◆ Your instructions ◆
Copy the data below exactly.
[Start Records provided]
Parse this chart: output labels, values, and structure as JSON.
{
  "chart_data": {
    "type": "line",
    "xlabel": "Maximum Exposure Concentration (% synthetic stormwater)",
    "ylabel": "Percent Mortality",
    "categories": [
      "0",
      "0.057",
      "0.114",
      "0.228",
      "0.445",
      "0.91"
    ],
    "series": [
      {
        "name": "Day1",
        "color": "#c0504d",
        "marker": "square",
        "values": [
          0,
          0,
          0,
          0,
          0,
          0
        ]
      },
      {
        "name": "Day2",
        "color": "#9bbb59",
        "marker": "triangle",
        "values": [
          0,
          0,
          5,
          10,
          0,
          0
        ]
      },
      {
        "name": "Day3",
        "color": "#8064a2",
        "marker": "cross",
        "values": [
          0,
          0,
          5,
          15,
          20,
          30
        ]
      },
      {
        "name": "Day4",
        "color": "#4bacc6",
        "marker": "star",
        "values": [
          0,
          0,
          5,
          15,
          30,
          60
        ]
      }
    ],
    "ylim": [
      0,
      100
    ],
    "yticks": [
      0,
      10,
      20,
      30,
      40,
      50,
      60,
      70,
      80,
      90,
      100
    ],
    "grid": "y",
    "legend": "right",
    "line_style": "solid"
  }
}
[End Records provided]
◆ Exercise solution ◆
Parse this chart: output labels, values, and structure as JSON.
{
  "chart_data": {
    "type": "line",
    "xlabel": "Maximum Exposure Concentration (% synthetic stormwater)",
    "ylabel": "Percent Mortality",
    "categories": [
      "0",
      "0.057",
      "0.114",
      "0.228",
      "0.445",
      "0.91"
    ],
    "series": [
      {
        "name": "Day1",
        "color": "#c0504d",
        "marker": "square",
        "values": [
          0,
          0,
          0,
          0,
          0,
          0
        ]
      },
      {
        "name": "Day2",
        "color": "#9bbb59",
        "marker": "triangle",
        "values": [
          0,
          0,
          5,
          10,
          0,
          0
        ]
      },
      {
        "name": "Day3",
        "color": "#8064a2",
        "marker": "cross",
        "values": [
          0,
          0,
          5,
          15,
          20,
          30
        ]
      },
      {
        "name": "Day4",
        "color": "#4bacc6",
        "marker": "star",
        "values": [
          0,
          0,
          5,
          15,
          30,
          60
        ]
      }
    ],
    "ylim": [
      0,
      100
    ],
    "yticks": [
      0,
      10,
      20,
      30,
      40,
      50,
      60,
      70,
      80,
      90,
      100
    ],
    "grid": "y",
    "legend": "right",
    "line_style": "solid"
  }
}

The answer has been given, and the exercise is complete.